Work to complete:
1 > Decide whether each statement below agrees with the omeprazole passage. Answer yes or no, and quote the words of the passage that settle it.
(a) The reproduction studies in pregnant rabbits at doses up to 69 mg/kg/day showed evidence of a teratogenic potential for omeprazole.
(b) In the foreign multinational study of 105 duodenal ulcer patients, 40 mg of omeprazole was superior to 20 mg.
(c) For gastric ulcers larger than 1 cm, 40 mg was significantly more effective than 20 mg at 8 weeks.
2 > Use the omeprazole passage below to answer these questions.
(a) What was the highest omeprazole dose given to pregnant rats in the reproduction studies?
(b) How many patients were in the duodenal ulcer study that compared omeprazole with ranitidine at 4 weeks?
(c) How many patients were in the U.S. multicenter gastric ulcer study?
3 > Pick up the omeprazole passage below after its final sentence and keep writing in the same style.

Reading passage:
--------

13.2 Animal Toxicology and/or Pharmacology

Reproductive Toxicology Studies

Reproduction studies conducted in pregnant rats at omeprazole doses up to 138 mg/kg/day (about 28 times the human dose of 40 mg/day, based on body surface area) and in pregnant rabbits at doses up to 69 mg/kg/day (about 28 times the human dose of 40 mg/day, based on body surface area) did not disclose any evidence for a teratogenic potential of omeprazole.

In rabbits, omeprazole in a dose range of 6.9 to 69 mg/kg/day (about 2.8 to 28 times the human dose of 40 mg/day, based on body surface area) produced dose-related increases in embryo-lethality, fetal resorptions and pregnancy disruptions. In rats, dose-related embryo/fetal toxicity and postnatal developmental toxicity were observed in offspring resulting from parents treated with omeprazole at 13.8 to 138.0 mg/kg/day (about 2.8 to 28 times the human dose of 40 mg/day, based on body surface area).

14 CLINICAL STUDIES

14.1 Duodenal Ulcer Disease

Active Duodenal Ulcer – In a multicenter, double-blind, placebo controlled study of 147 patients with endoscopically documented duodenal ulcer, the percentage of patients healed (per protocol) at 2 and 4 weeks was significantly higher with omeprazole 20 mg once a day than with placebo (p ≤ 0.01). (See Table 6)

Complete daytime and nighttime pain relief occurred significantly faster (p ≤ 0.01) in patients treated with omeprazole 20 mg than in patients treated with placebo. At the end of the study, significantly more patients who had received omeprazole had complete relief of daytime pain (p ≤ 0.05) and nighttime pain (p ≤ 0.01).

In a multicenter, double-blind study of 293 patients with endoscopically documented duodenal ulcer, the percentage of patients healed (per protocol) at 4 weeks was significantly higher with omeprazole 20 mg once a day than with ranitidine 150 mg b.i.d. (p < 0.01). (See Table 7)

Healing occurred significantly faster in patients treated with omeprazole than in those treated with ranitidine 150 mg b.i.d. (p < 0.01).

In a foreign multinational randomized, double-blind study of 105 patients with endoscopically documented duodenal ulcer, 40 mg and 20 mg of omeprazole were compared to 150 mg b.i.d. of ranitidine at 2, 4 and 8 weeks. At 2 and 4 weeks both doses of omeprazole were statistically superior (per protocol) to ranitidine, but 40 mg was not superior to 20 mg of omeprazole, and at 8 weeks there was no significant difference between any of the active drugs. (See Table 8)

14.2 Gastric Ulcer

In a U.S. multicenter, double-blind study of omeprazole 40 mg once a day, 20 mg once a day, and placebo in 520 patients with endoscopically diagnosed gastric ulcer, the following results were obtained. (See Table 9)

For the stratified groups of patients with ulcer size less than or equal to 1 cm, no difference in healing rates between 40 mg and 20 mg was detected at either 4 or 8 weeks. For patients with ulcer size greater than 1 cm, 40 mg was significantly more effective than 20 mg at 8 weeks.

In a foreign, multinational, double-blind study of 602 patients with endoscopically diagnosed gastric ulcer, omeprazole 40 mg once a day, 20 mg once a day, and ranitidine 150 mg twice a day were evaluated. (See Table 10)

--------

Information given:
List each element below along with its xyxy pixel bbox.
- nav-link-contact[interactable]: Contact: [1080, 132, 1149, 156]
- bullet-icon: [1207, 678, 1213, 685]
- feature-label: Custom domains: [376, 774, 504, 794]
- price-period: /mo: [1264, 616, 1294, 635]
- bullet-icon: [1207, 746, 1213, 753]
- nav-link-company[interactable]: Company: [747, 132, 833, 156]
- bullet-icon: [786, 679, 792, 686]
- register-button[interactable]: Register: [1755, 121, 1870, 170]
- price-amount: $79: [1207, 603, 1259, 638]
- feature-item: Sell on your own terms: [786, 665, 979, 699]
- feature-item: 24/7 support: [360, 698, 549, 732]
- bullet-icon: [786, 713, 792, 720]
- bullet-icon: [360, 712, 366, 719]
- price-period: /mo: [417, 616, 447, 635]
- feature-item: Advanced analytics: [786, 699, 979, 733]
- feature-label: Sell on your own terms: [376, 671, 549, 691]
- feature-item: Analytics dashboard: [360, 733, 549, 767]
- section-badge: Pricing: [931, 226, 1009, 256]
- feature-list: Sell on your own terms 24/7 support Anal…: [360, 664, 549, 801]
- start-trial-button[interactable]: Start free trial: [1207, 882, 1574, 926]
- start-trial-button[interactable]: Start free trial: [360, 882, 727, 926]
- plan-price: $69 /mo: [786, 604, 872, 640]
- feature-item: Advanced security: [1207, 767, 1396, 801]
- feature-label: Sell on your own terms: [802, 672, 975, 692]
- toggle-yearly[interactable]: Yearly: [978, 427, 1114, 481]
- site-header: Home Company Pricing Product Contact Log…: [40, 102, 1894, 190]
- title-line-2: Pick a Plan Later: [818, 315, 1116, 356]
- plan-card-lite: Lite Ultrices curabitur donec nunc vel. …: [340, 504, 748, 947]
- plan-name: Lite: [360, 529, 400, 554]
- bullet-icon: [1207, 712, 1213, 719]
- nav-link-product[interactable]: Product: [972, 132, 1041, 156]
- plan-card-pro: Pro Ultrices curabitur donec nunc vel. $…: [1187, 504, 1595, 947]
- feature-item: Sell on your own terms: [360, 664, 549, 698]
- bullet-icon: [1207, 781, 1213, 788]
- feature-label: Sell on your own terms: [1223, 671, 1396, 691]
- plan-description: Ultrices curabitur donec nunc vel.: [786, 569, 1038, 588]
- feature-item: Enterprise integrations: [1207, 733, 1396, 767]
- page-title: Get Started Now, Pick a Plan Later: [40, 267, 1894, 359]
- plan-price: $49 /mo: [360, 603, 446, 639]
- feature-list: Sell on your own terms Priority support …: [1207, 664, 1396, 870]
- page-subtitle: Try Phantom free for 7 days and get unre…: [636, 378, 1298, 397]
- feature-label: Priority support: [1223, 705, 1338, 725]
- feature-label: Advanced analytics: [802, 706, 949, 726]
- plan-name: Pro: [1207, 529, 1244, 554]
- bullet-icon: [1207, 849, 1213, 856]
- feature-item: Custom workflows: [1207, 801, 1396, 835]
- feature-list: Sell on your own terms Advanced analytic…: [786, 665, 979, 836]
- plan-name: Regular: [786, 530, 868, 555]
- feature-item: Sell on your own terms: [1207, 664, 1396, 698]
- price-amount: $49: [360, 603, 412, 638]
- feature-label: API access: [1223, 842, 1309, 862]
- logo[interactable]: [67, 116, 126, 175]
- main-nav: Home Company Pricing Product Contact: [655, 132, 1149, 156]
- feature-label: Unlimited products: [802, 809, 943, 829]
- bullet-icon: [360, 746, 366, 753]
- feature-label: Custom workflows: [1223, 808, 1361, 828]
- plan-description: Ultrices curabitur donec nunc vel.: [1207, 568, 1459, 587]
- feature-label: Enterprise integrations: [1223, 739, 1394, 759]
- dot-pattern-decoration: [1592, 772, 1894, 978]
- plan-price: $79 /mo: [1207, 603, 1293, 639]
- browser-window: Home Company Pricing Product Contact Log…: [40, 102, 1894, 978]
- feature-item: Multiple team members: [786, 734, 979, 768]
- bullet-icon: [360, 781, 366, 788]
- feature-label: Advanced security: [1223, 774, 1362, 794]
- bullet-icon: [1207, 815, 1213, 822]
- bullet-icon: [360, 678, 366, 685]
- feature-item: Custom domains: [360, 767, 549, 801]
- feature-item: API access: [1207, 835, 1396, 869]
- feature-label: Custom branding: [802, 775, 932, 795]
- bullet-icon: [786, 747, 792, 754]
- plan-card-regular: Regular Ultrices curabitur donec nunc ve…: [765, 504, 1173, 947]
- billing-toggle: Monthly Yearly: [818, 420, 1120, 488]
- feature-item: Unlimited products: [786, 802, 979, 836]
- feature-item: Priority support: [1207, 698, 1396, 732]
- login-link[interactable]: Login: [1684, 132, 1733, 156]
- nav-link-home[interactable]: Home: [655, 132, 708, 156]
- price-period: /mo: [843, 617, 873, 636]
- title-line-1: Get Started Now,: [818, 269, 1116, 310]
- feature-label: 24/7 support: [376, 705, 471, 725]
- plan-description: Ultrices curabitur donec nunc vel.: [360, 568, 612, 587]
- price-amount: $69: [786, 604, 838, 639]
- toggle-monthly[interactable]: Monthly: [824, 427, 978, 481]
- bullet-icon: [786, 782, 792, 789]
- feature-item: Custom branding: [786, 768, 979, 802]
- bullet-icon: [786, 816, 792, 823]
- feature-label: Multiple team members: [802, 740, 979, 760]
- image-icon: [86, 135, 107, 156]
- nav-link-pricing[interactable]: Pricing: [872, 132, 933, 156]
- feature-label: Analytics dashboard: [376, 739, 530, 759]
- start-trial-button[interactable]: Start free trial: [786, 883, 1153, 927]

--------

Results in order:
1 >
(a) No: "did not disclose any evidence for a teratogenic potential of omeprazole."
(b) No: "but 40 mg was not superior to 20 mg of omeprazole"
(c) Yes: "For patients with ulcer size greater than 1 cm, 40 mg was significantly more effective than 20 mg at 8 weeks."

2 >
(a) 138 mg/kg/day
(b) 293
(c) 520

3 >
14.3 Gastroesophageal Reflux Disease (GERD)

Symptomatic GERD - A placebo controlled study was conducted in Scandinavia to compare the efficacy of omeprazole 20 mg or 10 mg once daily for up to 4 weeks in the treatment of heartburn and other symptoms in GERD patients without erosive esophagitis. Results are shown in Table 11.

Erosive Esophagitis - In a U.S. multicenter double-blind placebo controlled study of 40 mg or 20 mg of omeprazole delayed release capsules in patients with symptoms of GERD and endoscopically diagnosed erosive esophagitis of grade 2 or above, the percentage healing rates (per protocol) were as shown in Table 12.

In this study, the 40-mg dose was not superior to the 20-mg dose of omeprazole in the percentage healing rate. Other controlled clinical trials have also shown that omeprazole is effective in severe GERD. In comparisons with histamine H2-receptor antagonists in patients with erosive esophagitis, grade 2 or above, omeprazole in a dose of 20 mg was significantly more effective than the active controls. Complete daytime and nighttime heartburn relief occurred significantly faster (p < 0.01) in patients treated with omeprazole than in those taking placebo or histamine H2-receptor antagonists.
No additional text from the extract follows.